*PROBLEM STATEMENT:*
Output every record below exactly as it appears.

┏━━

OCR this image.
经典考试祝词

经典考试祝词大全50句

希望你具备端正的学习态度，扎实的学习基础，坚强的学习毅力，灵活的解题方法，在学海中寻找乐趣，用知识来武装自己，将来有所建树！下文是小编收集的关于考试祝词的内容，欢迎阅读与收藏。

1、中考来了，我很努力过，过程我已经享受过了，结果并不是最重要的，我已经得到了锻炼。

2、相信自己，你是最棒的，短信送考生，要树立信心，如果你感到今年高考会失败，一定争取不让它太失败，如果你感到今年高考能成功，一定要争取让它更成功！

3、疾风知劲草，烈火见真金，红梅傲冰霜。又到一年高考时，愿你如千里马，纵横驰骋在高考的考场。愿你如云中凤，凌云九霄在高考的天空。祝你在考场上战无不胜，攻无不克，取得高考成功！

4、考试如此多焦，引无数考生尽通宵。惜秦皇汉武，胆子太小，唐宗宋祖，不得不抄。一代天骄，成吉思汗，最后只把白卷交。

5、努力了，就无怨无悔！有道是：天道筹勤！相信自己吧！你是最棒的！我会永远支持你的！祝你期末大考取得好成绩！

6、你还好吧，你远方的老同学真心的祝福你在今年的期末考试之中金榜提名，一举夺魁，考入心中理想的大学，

┗━━

*FINISHED EXERCISE:*
OCR this image.
经典考试祝词

经典考试祝词大全50句

希望你具备端正的学习态度，扎实的学习基础，坚强的学习毅力，灵活的解题方法，在学海中寻找乐趣，用知识来武装自己，将来有所建树！下文是小编收集的关于考试祝词的内容，欢迎阅读与收藏。

1、中考来了，我很努力过，过程我已经享受过了，结果并不是最重要的，我已经得到了锻炼。

2、相信自己，你是最棒的，短信送考生，要树立信心，如果你感到今年高考会失败，一定争取不让它太失败，如果你感到今年高考能成功，一定要争取让它更成功！

3、疾风知劲草，烈火见真金，红梅傲冰霜。又到一年高考时，愿你如千里马，纵横驰骋在高考的考场。愿你如云中凤，凌云九霄在高考的天空。祝你在考场上战无不胜，攻无不克，取得高考成功！

4、考试如此多焦，引无数考生尽通宵。惜秦皇汉武，胆子太小，唐宗宋祖，不得不抄。一代天骄，成吉思汗，最后只把白卷交。

5、努力了，就无怨无悔！有道是：天道筹勤！相信自己吧！你是最棒的！我会永远支持你的！祝你期末大考取得好成绩！

6、你还好吧，你远方的老同学真心的祝福你在今年的期末考试之中金榜提名，一举夺魁，考入心中理想的大学，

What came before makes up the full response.